*Your task*. Reproduce verbatim the rows from the line with "Annotate this image: element" to the line with "- series-32-kfc-point: [354, 248, 388, 279]", both of those lines included. Leave the picture out of your answer.

*Records shown*.
** START **

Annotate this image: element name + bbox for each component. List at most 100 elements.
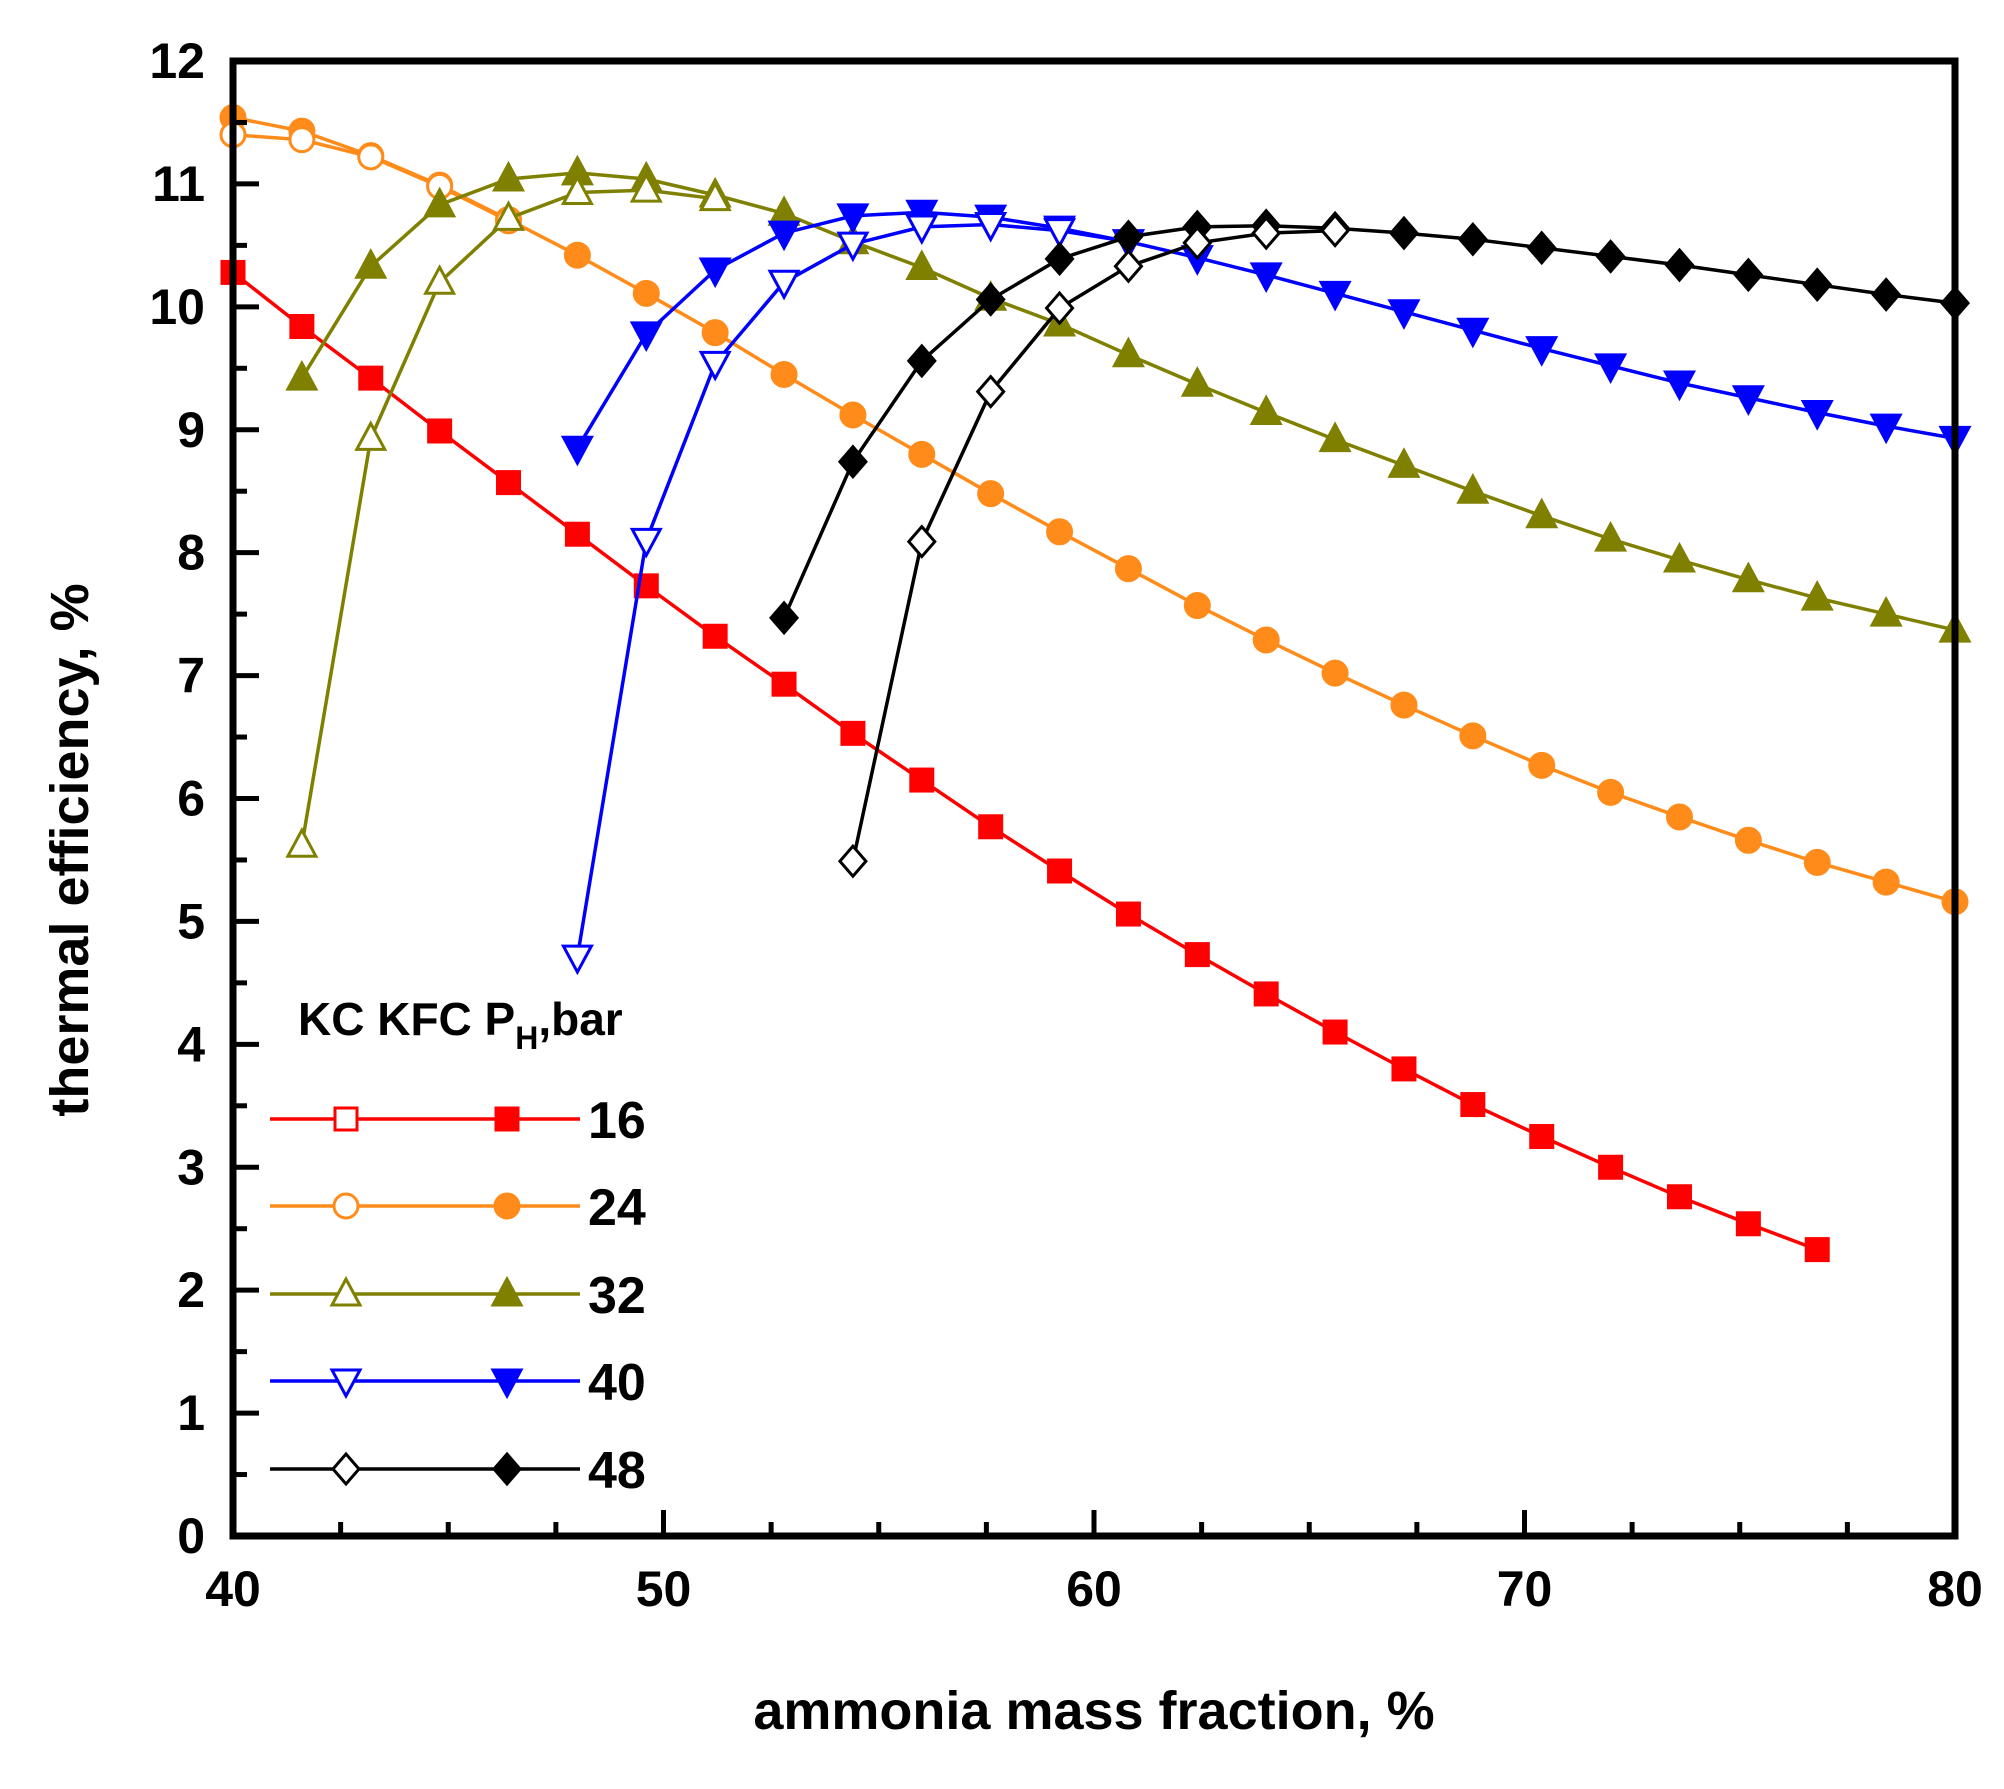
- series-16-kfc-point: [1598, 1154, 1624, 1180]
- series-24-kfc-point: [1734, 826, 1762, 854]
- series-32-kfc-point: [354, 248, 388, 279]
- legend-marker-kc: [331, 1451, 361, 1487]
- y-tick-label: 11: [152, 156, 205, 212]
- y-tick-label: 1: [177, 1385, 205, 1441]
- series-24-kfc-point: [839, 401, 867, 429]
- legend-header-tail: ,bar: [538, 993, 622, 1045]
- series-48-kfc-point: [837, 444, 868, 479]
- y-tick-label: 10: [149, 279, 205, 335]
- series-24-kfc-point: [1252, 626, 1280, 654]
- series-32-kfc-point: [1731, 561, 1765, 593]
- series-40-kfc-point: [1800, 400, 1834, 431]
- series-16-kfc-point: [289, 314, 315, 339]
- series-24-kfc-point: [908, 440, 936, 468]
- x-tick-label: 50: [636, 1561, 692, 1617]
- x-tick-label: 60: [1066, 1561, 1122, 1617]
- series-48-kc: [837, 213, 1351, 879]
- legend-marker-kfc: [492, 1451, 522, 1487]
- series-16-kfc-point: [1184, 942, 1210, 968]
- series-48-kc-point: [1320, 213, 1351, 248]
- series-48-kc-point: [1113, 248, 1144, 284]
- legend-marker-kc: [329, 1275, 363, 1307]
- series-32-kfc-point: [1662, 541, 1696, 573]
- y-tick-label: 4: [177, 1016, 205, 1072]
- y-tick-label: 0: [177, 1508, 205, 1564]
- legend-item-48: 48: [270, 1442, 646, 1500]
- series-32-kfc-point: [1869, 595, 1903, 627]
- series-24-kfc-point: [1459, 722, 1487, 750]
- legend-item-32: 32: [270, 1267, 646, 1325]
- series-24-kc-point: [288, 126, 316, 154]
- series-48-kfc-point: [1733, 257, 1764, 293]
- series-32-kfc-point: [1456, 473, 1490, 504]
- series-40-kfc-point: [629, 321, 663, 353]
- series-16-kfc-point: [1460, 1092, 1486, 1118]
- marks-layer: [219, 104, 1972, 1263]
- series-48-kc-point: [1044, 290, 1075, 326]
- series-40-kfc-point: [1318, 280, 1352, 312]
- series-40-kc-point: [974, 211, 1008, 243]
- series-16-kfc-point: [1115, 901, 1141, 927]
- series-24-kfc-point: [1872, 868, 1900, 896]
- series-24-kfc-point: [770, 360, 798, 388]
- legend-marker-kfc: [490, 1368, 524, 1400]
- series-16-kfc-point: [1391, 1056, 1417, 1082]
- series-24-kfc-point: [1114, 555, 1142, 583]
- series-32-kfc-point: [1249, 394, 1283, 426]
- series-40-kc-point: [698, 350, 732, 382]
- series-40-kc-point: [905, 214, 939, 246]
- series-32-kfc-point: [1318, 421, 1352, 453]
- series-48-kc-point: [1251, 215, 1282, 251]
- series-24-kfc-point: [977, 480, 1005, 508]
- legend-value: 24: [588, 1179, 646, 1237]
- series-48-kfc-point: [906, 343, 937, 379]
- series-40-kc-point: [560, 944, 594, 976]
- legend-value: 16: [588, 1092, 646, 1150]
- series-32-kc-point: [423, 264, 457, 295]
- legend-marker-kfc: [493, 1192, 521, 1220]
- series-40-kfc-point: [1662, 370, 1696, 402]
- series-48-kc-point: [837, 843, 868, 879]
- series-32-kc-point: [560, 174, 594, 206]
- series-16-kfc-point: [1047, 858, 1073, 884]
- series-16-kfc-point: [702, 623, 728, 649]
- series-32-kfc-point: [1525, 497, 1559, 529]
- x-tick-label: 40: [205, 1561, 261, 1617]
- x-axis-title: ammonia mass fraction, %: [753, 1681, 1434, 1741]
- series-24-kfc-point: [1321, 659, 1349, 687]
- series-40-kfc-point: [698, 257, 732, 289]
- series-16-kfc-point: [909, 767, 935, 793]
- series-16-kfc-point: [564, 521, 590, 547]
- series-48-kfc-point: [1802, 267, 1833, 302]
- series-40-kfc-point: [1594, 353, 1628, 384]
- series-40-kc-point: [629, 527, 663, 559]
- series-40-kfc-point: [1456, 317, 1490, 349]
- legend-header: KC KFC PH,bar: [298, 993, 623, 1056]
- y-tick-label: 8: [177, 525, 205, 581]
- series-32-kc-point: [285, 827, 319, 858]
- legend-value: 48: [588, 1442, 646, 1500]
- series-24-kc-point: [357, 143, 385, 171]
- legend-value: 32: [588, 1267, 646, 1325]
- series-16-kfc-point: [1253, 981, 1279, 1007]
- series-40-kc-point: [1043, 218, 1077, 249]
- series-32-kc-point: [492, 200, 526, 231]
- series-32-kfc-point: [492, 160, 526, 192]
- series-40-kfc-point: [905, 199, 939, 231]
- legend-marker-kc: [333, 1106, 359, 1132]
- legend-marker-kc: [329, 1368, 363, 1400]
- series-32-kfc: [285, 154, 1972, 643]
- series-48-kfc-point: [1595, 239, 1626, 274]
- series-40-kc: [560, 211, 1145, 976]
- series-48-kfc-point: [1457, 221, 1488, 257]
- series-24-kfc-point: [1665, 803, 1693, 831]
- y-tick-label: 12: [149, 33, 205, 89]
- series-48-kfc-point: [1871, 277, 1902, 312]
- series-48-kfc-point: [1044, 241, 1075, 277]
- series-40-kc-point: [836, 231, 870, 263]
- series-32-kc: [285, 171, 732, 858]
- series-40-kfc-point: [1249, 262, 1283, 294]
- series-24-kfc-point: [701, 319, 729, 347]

** END **
** START **

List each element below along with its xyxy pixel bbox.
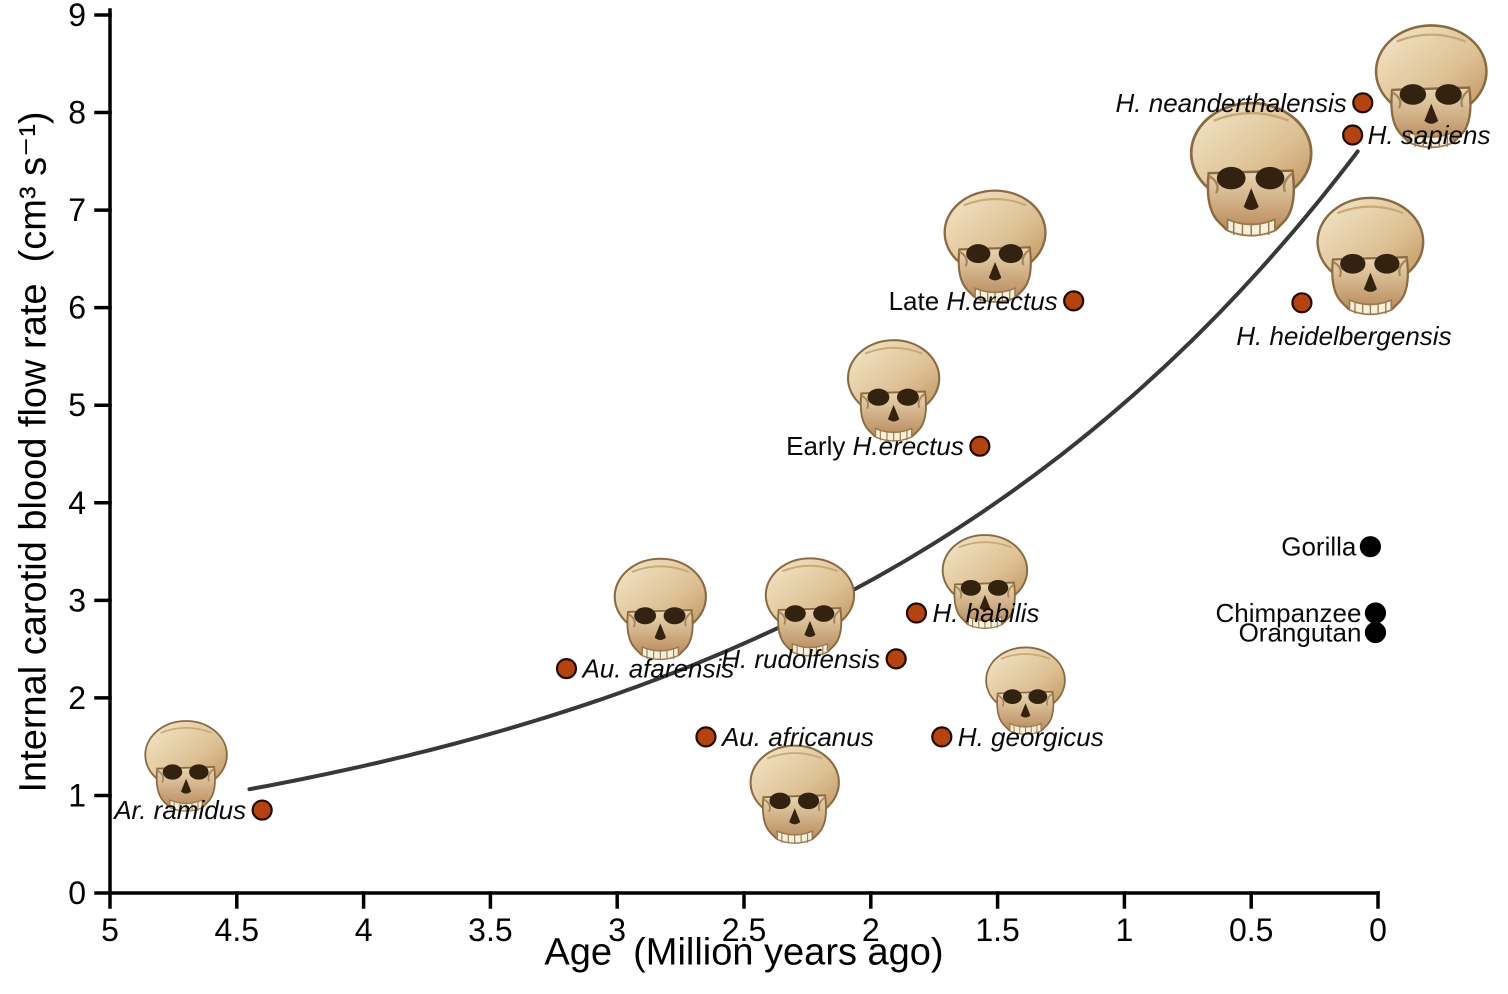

** END **
** START **

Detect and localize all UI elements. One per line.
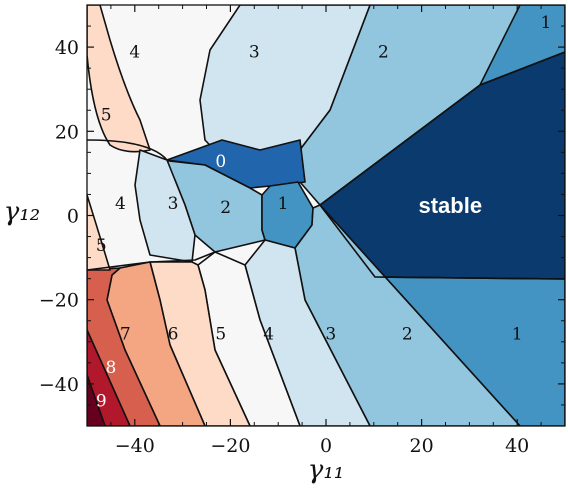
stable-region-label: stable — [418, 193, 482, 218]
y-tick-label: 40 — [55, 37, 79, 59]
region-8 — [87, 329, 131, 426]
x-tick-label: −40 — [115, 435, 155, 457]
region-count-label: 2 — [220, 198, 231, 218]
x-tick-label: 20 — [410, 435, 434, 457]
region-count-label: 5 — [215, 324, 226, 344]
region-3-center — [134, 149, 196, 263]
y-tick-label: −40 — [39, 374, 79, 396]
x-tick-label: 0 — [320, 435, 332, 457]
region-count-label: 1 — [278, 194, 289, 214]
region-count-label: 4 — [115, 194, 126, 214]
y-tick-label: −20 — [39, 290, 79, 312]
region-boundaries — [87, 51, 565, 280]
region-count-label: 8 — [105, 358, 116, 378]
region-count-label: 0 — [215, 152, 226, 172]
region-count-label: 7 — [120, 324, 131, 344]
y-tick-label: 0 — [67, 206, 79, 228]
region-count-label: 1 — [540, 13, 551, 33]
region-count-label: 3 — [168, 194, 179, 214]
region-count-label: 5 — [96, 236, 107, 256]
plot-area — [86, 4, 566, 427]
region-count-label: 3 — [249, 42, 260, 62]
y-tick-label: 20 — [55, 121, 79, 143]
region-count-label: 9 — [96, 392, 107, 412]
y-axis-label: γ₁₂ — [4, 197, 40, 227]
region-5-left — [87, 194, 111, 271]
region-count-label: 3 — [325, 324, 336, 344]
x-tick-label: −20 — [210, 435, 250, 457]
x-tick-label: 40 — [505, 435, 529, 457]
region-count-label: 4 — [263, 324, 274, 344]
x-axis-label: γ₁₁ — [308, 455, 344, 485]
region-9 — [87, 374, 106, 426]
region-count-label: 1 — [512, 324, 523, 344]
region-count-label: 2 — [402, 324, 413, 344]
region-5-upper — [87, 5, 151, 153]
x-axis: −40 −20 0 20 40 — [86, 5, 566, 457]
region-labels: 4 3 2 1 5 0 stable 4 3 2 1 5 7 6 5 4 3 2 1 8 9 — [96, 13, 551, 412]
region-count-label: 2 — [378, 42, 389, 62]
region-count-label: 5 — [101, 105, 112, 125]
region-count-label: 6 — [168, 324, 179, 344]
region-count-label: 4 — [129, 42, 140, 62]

** END **

*Written solution*.
Annotate this image: element name + bbox for each component. List at most 100 elements.
- series-16-kfc-point: [1598, 1154, 1624, 1180]
- series-24-kfc-point: [1734, 826, 1762, 854]
- series-32-kfc-point: [354, 248, 388, 279]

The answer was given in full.